>> Start Extracted records
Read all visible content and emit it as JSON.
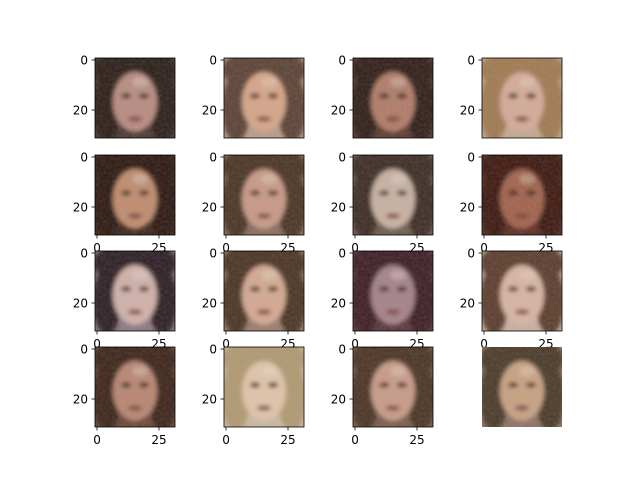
{
  "figure": {
    "axes": [
      {
        "yticks": [
          "0",
          "20"
        ],
        "xticks": [],
        "tone": "#4a3630",
        "skin": "#b88a7e",
        "hair": "#2a1a16"
      },
      {
        "yticks": [
          "0",
          "20"
        ],
        "xticks": [],
        "tone": "#b89a86",
        "skin": "#d6a488",
        "hair": "#5a4030"
      },
      {
        "yticks": [
          "0",
          "20"
        ],
        "xticks": [],
        "tone": "#5a3a2c",
        "skin": "#b07a66",
        "hair": "#2e1c14"
      },
      {
        "yticks": [
          "0",
          "20"
        ],
        "xticks": [],
        "tone": "#c4a890",
        "skin": "#d4aa96",
        "hair": "#a07850"
      },
      {
        "yticks": [
          "0",
          "20"
        ],
        "xticks": [
          "0",
          "25"
        ],
        "tone": "#3a2418",
        "skin": "#c08a6c",
        "hair": "#2a1810"
      },
      {
        "yticks": [
          "0",
          "20"
        ],
        "xticks": [
          "0",
          "25"
        ],
        "tone": "#8a6a5a",
        "skin": "#c89884",
        "hair": "#4a3024"
      },
      {
        "yticks": [
          "0",
          "20"
        ],
        "xticks": [
          "0",
          "25"
        ],
        "tone": "#6a5a4c",
        "skin": "#c8b0a0",
        "hair": "#3a2c20"
      },
      {
        "yticks": [
          "0",
          "20"
        ],
        "xticks": [
          "0",
          "25"
        ],
        "tone": "#5a2c20",
        "skin": "#a06048",
        "hair": "#3a1810"
      },
      {
        "yticks": [
          "0",
          "20"
        ],
        "xticks": [
          "0",
          "25"
        ],
        "tone": "#8a7880",
        "skin": "#d0b0a8",
        "hair": "#2a1e24"
      },
      {
        "yticks": [
          "0",
          "20"
        ],
        "xticks": [
          "0",
          "25"
        ],
        "tone": "#9a7a68",
        "skin": "#d4a890",
        "hair": "#4a3022"
      },
      {
        "yticks": [
          "0",
          "20"
        ],
        "xticks": [
          "0",
          "25"
        ],
        "tone": "#5a3438",
        "skin": "#a48088",
        "hair": "#3a1e22"
      },
      {
        "yticks": [
          "0",
          "20"
        ],
        "xticks": [
          "0",
          "25"
        ],
        "tone": "#c8b0a0",
        "skin": "#d8b4a0",
        "hair": "#5a3a2a"
      },
      {
        "yticks": [
          "0",
          "20"
        ],
        "xticks": [
          "0",
          "25"
        ],
        "tone": "#6a4434",
        "skin": "#b88470",
        "hair": "#3a2418"
      },
      {
        "yticks": [
          "0",
          "20"
        ],
        "xticks": [
          "0",
          "25"
        ],
        "tone": "#c8b8a0",
        "skin": "#e0c4a8",
        "hair": "#b09870"
      },
      {
        "yticks": [
          "0",
          "20"
        ],
        "xticks": [
          "0",
          "25"
        ],
        "tone": "#7a5a48",
        "skin": "#c89a86",
        "hair": "#4a3020"
      },
      {
        "yticks": [],
        "xticks": [],
        "tone": "#8a7060",
        "skin": "#c8a080",
        "hair": "#4a3828",
        "noframe": true
      }
    ],
    "colors": {
      "axis": "#000000",
      "background": "#ffffff"
    }
  }
}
>> End Extracted records
*What is being asked*
Reproduce each record from above exactly; pictures do not belong in the copy.

*Exercise solution*
Read all visible content and emit it as JSON.
{
  "figure": {
    "axes": [
      {
        "yticks": [
          "0",
          "20"
        ],
        "xticks": [],
        "tone": "#4a3630",
        "skin": "#b88a7e",
        "hair": "#2a1a16"
      },
      {
        "yticks": [
          "0",
          "20"
        ],
        "xticks": [],
        "tone": "#b89a86",
        "skin": "#d6a488",
        "hair": "#5a4030"
      },
      {
        "yticks": [
          "0",
          "20"
        ],
        "xticks": [],
        "tone": "#5a3a2c",
        "skin": "#b07a66",
        "hair": "#2e1c14"
      },
      {
        "yticks": [
          "0",
          "20"
        ],
        "xticks": [],
        "tone": "#c4a890",
        "skin": "#d4aa96",
        "hair": "#a07850"
      },
      {
        "yticks": [
          "0",
          "20"
        ],
        "xticks": [
          "0",
          "25"
        ],
        "tone": "#3a2418",
        "skin": "#c08a6c",
        "hair": "#2a1810"
      },
      {
        "yticks": [
          "0",
          "20"
        ],
        "xticks": [
          "0",
          "25"
        ],
        "tone": "#8a6a5a",
        "skin": "#c89884",
        "hair": "#4a3024"
      },
      {
        "yticks": [
          "0",
          "20"
        ],
        "xticks": [
          "0",
          "25"
        ],
        "tone": "#6a5a4c",
        "skin": "#c8b0a0",
        "hair": "#3a2c20"
      },
      {
        "yticks": [
          "0",
          "20"
        ],
        "xticks": [
          "0",
          "25"
        ],
        "tone": "#5a2c20",
        "skin": "#a06048",
        "hair": "#3a1810"
      },
      {
        "yticks": [
          "0",
          "20"
        ],
        "xticks": [
          "0",
          "25"
        ],
        "tone": "#8a7880",
        "skin": "#d0b0a8",
        "hair": "#2a1e24"
      },
      {
        "yticks": [
          "0",
          "20"
        ],
        "xticks": [
          "0",
          "25"
        ],
        "tone": "#9a7a68",
        "skin": "#d4a890",
        "hair": "#4a3022"
      },
      {
        "yticks": [
          "0",
          "20"
        ],
        "xticks": [
          "0",
          "25"
        ],
        "tone": "#5a3438",
        "skin": "#a48088",
        "hair": "#3a1e22"
      },
      {
        "yticks": [
          "0",
          "20"
        ],
        "xticks": [
          "0",
          "25"
        ],
        "tone": "#c8b0a0",
        "skin": "#d8b4a0",
        "hair": "#5a3a2a"
      },
      {
        "yticks": [
          "0",
          "20"
        ],
        "xticks": [
          "0",
          "25"
        ],
        "tone": "#6a4434",
        "skin": "#b88470",
        "hair": "#3a2418"
      },
      {
        "yticks": [
          "0",
          "20"
        ],
        "xticks": [
          "0",
          "25"
        ],
        "tone": "#c8b8a0",
        "skin": "#e0c4a8",
        "hair": "#b09870"
      },
      {
        "yticks": [
          "0",
          "20"
        ],
        "xticks": [
          "0",
          "25"
        ],
        "tone": "#7a5a48",
        "skin": "#c89a86",
        "hair": "#4a3020"
      },
      {
        "yticks": [],
        "xticks": [],
        "tone": "#8a7060",
        "skin": "#c8a080",
        "hair": "#4a3828",
        "noframe": true
      }
    ],
    "colors": {
      "axis": "#000000",
      "background": "#ffffff"
    }
  }
}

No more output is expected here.